**Instructions for the task**: Transcribe the records below exactly as they appear, omitting any pictures.

Dataset entries on figures
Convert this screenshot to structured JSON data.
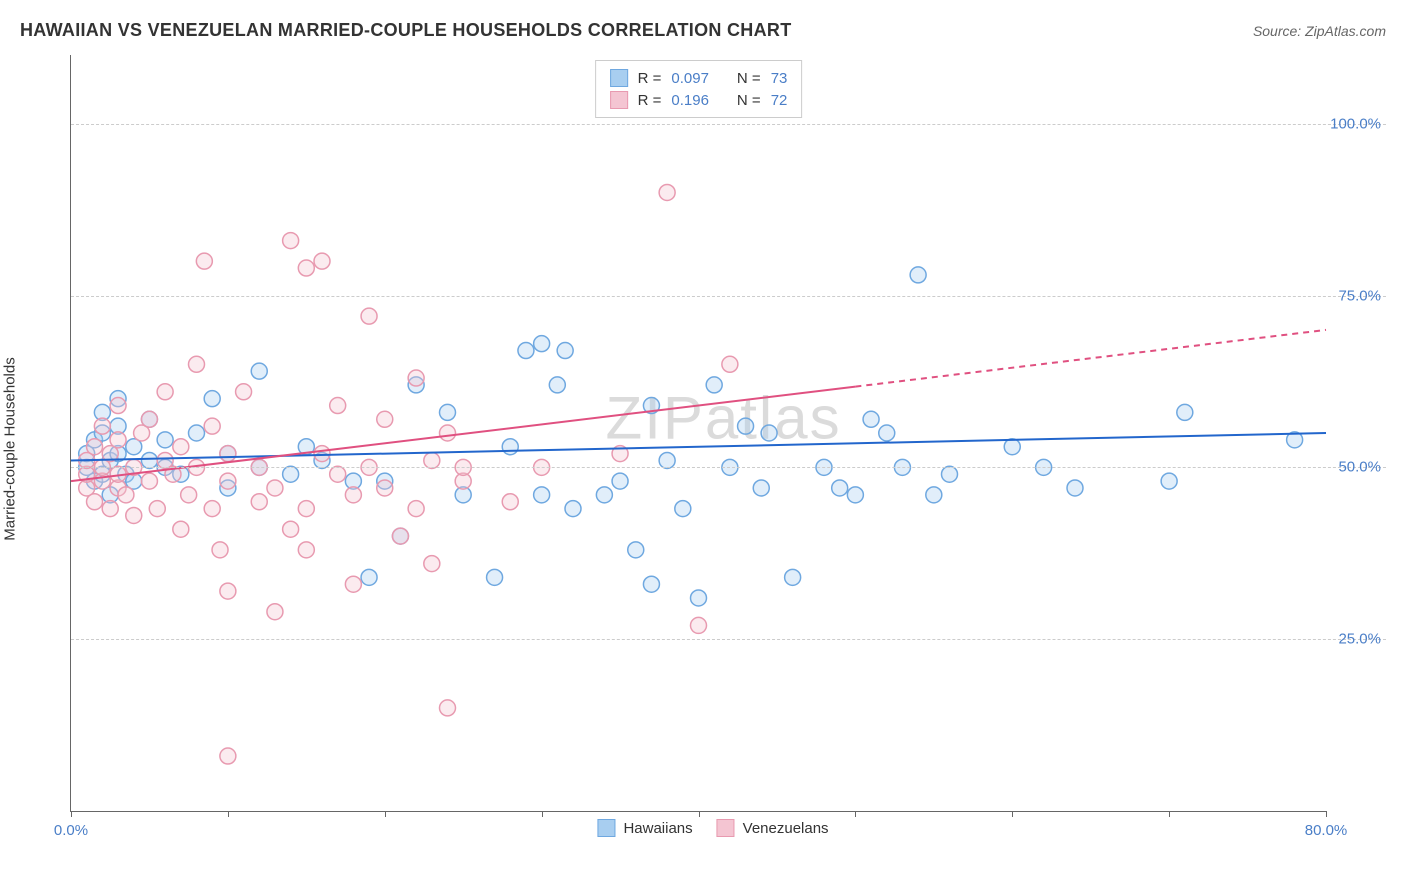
{
  "header": {
    "title": "HAWAIIAN VS VENEZUELAN MARRIED-COUPLE HOUSEHOLDS CORRELATION CHART",
    "source": "Source: ZipAtlas.com"
  },
  "watermark": "ZIPatlas",
  "chart": {
    "type": "scatter",
    "y_axis_label": "Married-couple Households",
    "xlim": [
      0,
      80
    ],
    "ylim": [
      0,
      110
    ],
    "x_ticks": [
      0,
      10,
      20,
      30,
      40,
      50,
      60,
      70,
      80
    ],
    "x_tick_labels": {
      "0": "0.0%",
      "80": "80.0%"
    },
    "y_gridlines": [
      25,
      50,
      75,
      100
    ],
    "y_tick_labels": {
      "25": "25.0%",
      "50": "50.0%",
      "75": "75.0%",
      "100": "100.0%"
    },
    "background_color": "#ffffff",
    "grid_color": "#cccccc",
    "axis_color": "#666666",
    "marker_radius": 8,
    "marker_stroke_width": 1.5,
    "marker_fill_opacity": 0.35,
    "series": [
      {
        "name": "Hawaiians",
        "color_stroke": "#6fa8e0",
        "color_fill": "#a8cef0",
        "r_value": "0.097",
        "n_value": "73",
        "regression": {
          "x1": 0,
          "y1": 51,
          "x2": 80,
          "y2": 55,
          "dashed_from_x": null,
          "line_color": "#2266cc",
          "line_width": 2
        },
        "points": [
          [
            1,
            50
          ],
          [
            1,
            52
          ],
          [
            1.5,
            48
          ],
          [
            1.5,
            54
          ],
          [
            2,
            49
          ],
          [
            2,
            55
          ],
          [
            2,
            58
          ],
          [
            2.5,
            46
          ],
          [
            2.5,
            51
          ],
          [
            3,
            52
          ],
          [
            3,
            56
          ],
          [
            3,
            60
          ],
          [
            3.5,
            49
          ],
          [
            4,
            53
          ],
          [
            4,
            48
          ],
          [
            5,
            57
          ],
          [
            5,
            51
          ],
          [
            6,
            50
          ],
          [
            6,
            54
          ],
          [
            7,
            49
          ],
          [
            8,
            55
          ],
          [
            9,
            60
          ],
          [
            10,
            47
          ],
          [
            10,
            52
          ],
          [
            12,
            50
          ],
          [
            12,
            64
          ],
          [
            14,
            49
          ],
          [
            15,
            53
          ],
          [
            16,
            51
          ],
          [
            18,
            48
          ],
          [
            19,
            34
          ],
          [
            20,
            48
          ],
          [
            21,
            40
          ],
          [
            22,
            62
          ],
          [
            24,
            58
          ],
          [
            25,
            46
          ],
          [
            27,
            34
          ],
          [
            28,
            53
          ],
          [
            29,
            67
          ],
          [
            30,
            46
          ],
          [
            30,
            68
          ],
          [
            31,
            62
          ],
          [
            31.5,
            67
          ],
          [
            32,
            44
          ],
          [
            34,
            46
          ],
          [
            35,
            48
          ],
          [
            36,
            38
          ],
          [
            37,
            33
          ],
          [
            37,
            59
          ],
          [
            38,
            51
          ],
          [
            39,
            44
          ],
          [
            40,
            31
          ],
          [
            41,
            62
          ],
          [
            42,
            50
          ],
          [
            43,
            56
          ],
          [
            44,
            47
          ],
          [
            44.5,
            55
          ],
          [
            46,
            34
          ],
          [
            48,
            50
          ],
          [
            49,
            47
          ],
          [
            50,
            46
          ],
          [
            51,
            57
          ],
          [
            52,
            55
          ],
          [
            53,
            50
          ],
          [
            54,
            78
          ],
          [
            55,
            46
          ],
          [
            56,
            49
          ],
          [
            60,
            53
          ],
          [
            62,
            50
          ],
          [
            64,
            47
          ],
          [
            70,
            48
          ],
          [
            71,
            58
          ],
          [
            78,
            54
          ]
        ]
      },
      {
        "name": "Venezuelans",
        "color_stroke": "#e89ab0",
        "color_fill": "#f4c5d2",
        "r_value": "0.196",
        "n_value": "72",
        "regression": {
          "x1": 0,
          "y1": 48,
          "x2": 80,
          "y2": 70,
          "dashed_from_x": 50,
          "line_color": "#e05080",
          "line_width": 2
        },
        "points": [
          [
            1,
            47
          ],
          [
            1,
            49
          ],
          [
            1,
            51
          ],
          [
            1.5,
            45
          ],
          [
            1.5,
            53
          ],
          [
            2,
            48
          ],
          [
            2,
            50
          ],
          [
            2,
            56
          ],
          [
            2.5,
            44
          ],
          [
            2.5,
            52
          ],
          [
            3,
            47
          ],
          [
            3,
            49
          ],
          [
            3,
            54
          ],
          [
            3,
            59
          ],
          [
            3.5,
            46
          ],
          [
            4,
            50
          ],
          [
            4,
            43
          ],
          [
            4.5,
            55
          ],
          [
            5,
            48
          ],
          [
            5,
            57
          ],
          [
            5.5,
            44
          ],
          [
            6,
            51
          ],
          [
            6,
            61
          ],
          [
            6.5,
            49
          ],
          [
            7,
            41
          ],
          [
            7,
            53
          ],
          [
            7.5,
            46
          ],
          [
            8,
            65
          ],
          [
            8,
            50
          ],
          [
            8.5,
            80
          ],
          [
            9,
            44
          ],
          [
            9,
            56
          ],
          [
            9.5,
            38
          ],
          [
            10,
            32
          ],
          [
            10,
            48
          ],
          [
            10,
            52
          ],
          [
            10,
            8
          ],
          [
            11,
            61
          ],
          [
            12,
            45
          ],
          [
            12,
            50
          ],
          [
            13,
            29
          ],
          [
            13,
            47
          ],
          [
            14,
            41
          ],
          [
            14,
            83
          ],
          [
            15,
            38
          ],
          [
            15,
            79
          ],
          [
            15,
            44
          ],
          [
            16,
            52
          ],
          [
            16,
            80
          ],
          [
            17,
            49
          ],
          [
            17,
            59
          ],
          [
            18,
            33
          ],
          [
            18,
            46
          ],
          [
            19,
            72
          ],
          [
            19,
            50
          ],
          [
            20,
            57
          ],
          [
            20,
            47
          ],
          [
            21,
            40
          ],
          [
            22,
            63
          ],
          [
            22,
            44
          ],
          [
            23,
            36
          ],
          [
            23,
            51
          ],
          [
            24,
            15
          ],
          [
            24,
            55
          ],
          [
            25,
            48
          ],
          [
            25,
            50
          ],
          [
            28,
            45
          ],
          [
            30,
            50
          ],
          [
            35,
            52
          ],
          [
            38,
            90
          ],
          [
            40,
            27
          ],
          [
            42,
            65
          ]
        ]
      }
    ],
    "legend_top": [
      {
        "swatch_fill": "#a8cef0",
        "swatch_stroke": "#6fa8e0",
        "r_label": "R =",
        "r_value": "0.097",
        "n_label": "N =",
        "n_value": "73"
      },
      {
        "swatch_fill": "#f4c5d2",
        "swatch_stroke": "#e89ab0",
        "r_label": "R =",
        "r_value": "0.196",
        "n_label": "N =",
        "n_value": "72"
      }
    ],
    "legend_bottom": [
      {
        "swatch_fill": "#a8cef0",
        "swatch_stroke": "#6fa8e0",
        "label": "Hawaiians"
      },
      {
        "swatch_fill": "#f4c5d2",
        "swatch_stroke": "#e89ab0",
        "label": "Venezuelans"
      }
    ]
  }
}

**Expected answer**:
Convert this screenshot to structured JSON data.
{
  "header": {
    "title": "HAWAIIAN VS VENEZUELAN MARRIED-COUPLE HOUSEHOLDS CORRELATION CHART",
    "source": "Source: ZipAtlas.com"
  },
  "watermark": "ZIPatlas",
  "chart": {
    "type": "scatter",
    "y_axis_label": "Married-couple Households",
    "xlim": [
      0,
      80
    ],
    "ylim": [
      0,
      110
    ],
    "x_ticks": [
      0,
      10,
      20,
      30,
      40,
      50,
      60,
      70,
      80
    ],
    "x_tick_labels": {
      "0": "0.0%",
      "80": "80.0%"
    },
    "y_gridlines": [
      25,
      50,
      75,
      100
    ],
    "y_tick_labels": {
      "25": "25.0%",
      "50": "50.0%",
      "75": "75.0%",
      "100": "100.0%"
    },
    "background_color": "#ffffff",
    "grid_color": "#cccccc",
    "axis_color": "#666666",
    "marker_radius": 8,
    "marker_stroke_width": 1.5,
    "marker_fill_opacity": 0.35,
    "series": [
      {
        "name": "Hawaiians",
        "color_stroke": "#6fa8e0",
        "color_fill": "#a8cef0",
        "r_value": "0.097",
        "n_value": "73",
        "regression": {
          "x1": 0,
          "y1": 51,
          "x2": 80,
          "y2": 55,
          "dashed_from_x": null,
          "line_color": "#2266cc",
          "line_width": 2
        },
        "points": [
          [
            1,
            50
          ],
          [
            1,
            52
          ],
          [
            1.5,
            48
          ],
          [
            1.5,
            54
          ],
          [
            2,
            49
          ],
          [
            2,
            55
          ],
          [
            2,
            58
          ],
          [
            2.5,
            46
          ],
          [
            2.5,
            51
          ],
          [
            3,
            52
          ],
          [
            3,
            56
          ],
          [
            3,
            60
          ],
          [
            3.5,
            49
          ],
          [
            4,
            53
          ],
          [
            4,
            48
          ],
          [
            5,
            57
          ],
          [
            5,
            51
          ],
          [
            6,
            50
          ],
          [
            6,
            54
          ],
          [
            7,
            49
          ],
          [
            8,
            55
          ],
          [
            9,
            60
          ],
          [
            10,
            47
          ],
          [
            10,
            52
          ],
          [
            12,
            50
          ],
          [
            12,
            64
          ],
          [
            14,
            49
          ],
          [
            15,
            53
          ],
          [
            16,
            51
          ],
          [
            18,
            48
          ],
          [
            19,
            34
          ],
          [
            20,
            48
          ],
          [
            21,
            40
          ],
          [
            22,
            62
          ],
          [
            24,
            58
          ],
          [
            25,
            46
          ],
          [
            27,
            34
          ],
          [
            28,
            53
          ],
          [
            29,
            67
          ],
          [
            30,
            46
          ],
          [
            30,
            68
          ],
          [
            31,
            62
          ],
          [
            31.5,
            67
          ],
          [
            32,
            44
          ],
          [
            34,
            46
          ],
          [
            35,
            48
          ],
          [
            36,
            38
          ],
          [
            37,
            33
          ],
          [
            37,
            59
          ],
          [
            38,
            51
          ],
          [
            39,
            44
          ],
          [
            40,
            31
          ],
          [
            41,
            62
          ],
          [
            42,
            50
          ],
          [
            43,
            56
          ],
          [
            44,
            47
          ],
          [
            44.5,
            55
          ],
          [
            46,
            34
          ],
          [
            48,
            50
          ],
          [
            49,
            47
          ],
          [
            50,
            46
          ],
          [
            51,
            57
          ],
          [
            52,
            55
          ],
          [
            53,
            50
          ],
          [
            54,
            78
          ],
          [
            55,
            46
          ],
          [
            56,
            49
          ],
          [
            60,
            53
          ],
          [
            62,
            50
          ],
          [
            64,
            47
          ],
          [
            70,
            48
          ],
          [
            71,
            58
          ],
          [
            78,
            54
          ]
        ]
      },
      {
        "name": "Venezuelans",
        "color_stroke": "#e89ab0",
        "color_fill": "#f4c5d2",
        "r_value": "0.196",
        "n_value": "72",
        "regression": {
          "x1": 0,
          "y1": 48,
          "x2": 80,
          "y2": 70,
          "dashed_from_x": 50,
          "line_color": "#e05080",
          "line_width": 2
        },
        "points": [
          [
            1,
            47
          ],
          [
            1,
            49
          ],
          [
            1,
            51
          ],
          [
            1.5,
            45
          ],
          [
            1.5,
            53
          ],
          [
            2,
            48
          ],
          [
            2,
            50
          ],
          [
            2,
            56
          ],
          [
            2.5,
            44
          ],
          [
            2.5,
            52
          ],
          [
            3,
            47
          ],
          [
            3,
            49
          ],
          [
            3,
            54
          ],
          [
            3,
            59
          ],
          [
            3.5,
            46
          ],
          [
            4,
            50
          ],
          [
            4,
            43
          ],
          [
            4.5,
            55
          ],
          [
            5,
            48
          ],
          [
            5,
            57
          ],
          [
            5.5,
            44
          ],
          [
            6,
            51
          ],
          [
            6,
            61
          ],
          [
            6.5,
            49
          ],
          [
            7,
            41
          ],
          [
            7,
            53
          ],
          [
            7.5,
            46
          ],
          [
            8,
            65
          ],
          [
            8,
            50
          ],
          [
            8.5,
            80
          ],
          [
            9,
            44
          ],
          [
            9,
            56
          ],
          [
            9.5,
            38
          ],
          [
            10,
            32
          ],
          [
            10,
            48
          ],
          [
            10,
            52
          ],
          [
            10,
            8
          ],
          [
            11,
            61
          ],
          [
            12,
            45
          ],
          [
            12,
            50
          ],
          [
            13,
            29
          ],
          [
            13,
            47
          ],
          [
            14,
            41
          ],
          [
            14,
            83
          ],
          [
            15,
            38
          ],
          [
            15,
            79
          ],
          [
            15,
            44
          ],
          [
            16,
            52
          ],
          [
            16,
            80
          ],
          [
            17,
            49
          ],
          [
            17,
            59
          ],
          [
            18,
            33
          ],
          [
            18,
            46
          ],
          [
            19,
            72
          ],
          [
            19,
            50
          ],
          [
            20,
            57
          ],
          [
            20,
            47
          ],
          [
            21,
            40
          ],
          [
            22,
            63
          ],
          [
            22,
            44
          ],
          [
            23,
            36
          ],
          [
            23,
            51
          ],
          [
            24,
            15
          ],
          [
            24,
            55
          ],
          [
            25,
            48
          ],
          [
            25,
            50
          ],
          [
            28,
            45
          ],
          [
            30,
            50
          ],
          [
            35,
            52
          ],
          [
            38,
            90
          ],
          [
            40,
            27
          ],
          [
            42,
            65
          ]
        ]
      }
    ],
    "legend_top": [
      {
        "swatch_fill": "#a8cef0",
        "swatch_stroke": "#6fa8e0",
        "r_label": "R =",
        "r_value": "0.097",
        "n_label": "N =",
        "n_value": "73"
      },
      {
        "swatch_fill": "#f4c5d2",
        "swatch_stroke": "#e89ab0",
        "r_label": "R =",
        "r_value": "0.196",
        "n_label": "N =",
        "n_value": "72"
      }
    ],
    "legend_bottom": [
      {
        "swatch_fill": "#a8cef0",
        "swatch_stroke": "#6fa8e0",
        "label": "Hawaiians"
      },
      {
        "swatch_fill": "#f4c5d2",
        "swatch_stroke": "#e89ab0",
        "label": "Venezuelans"
      }
    ]
  }
}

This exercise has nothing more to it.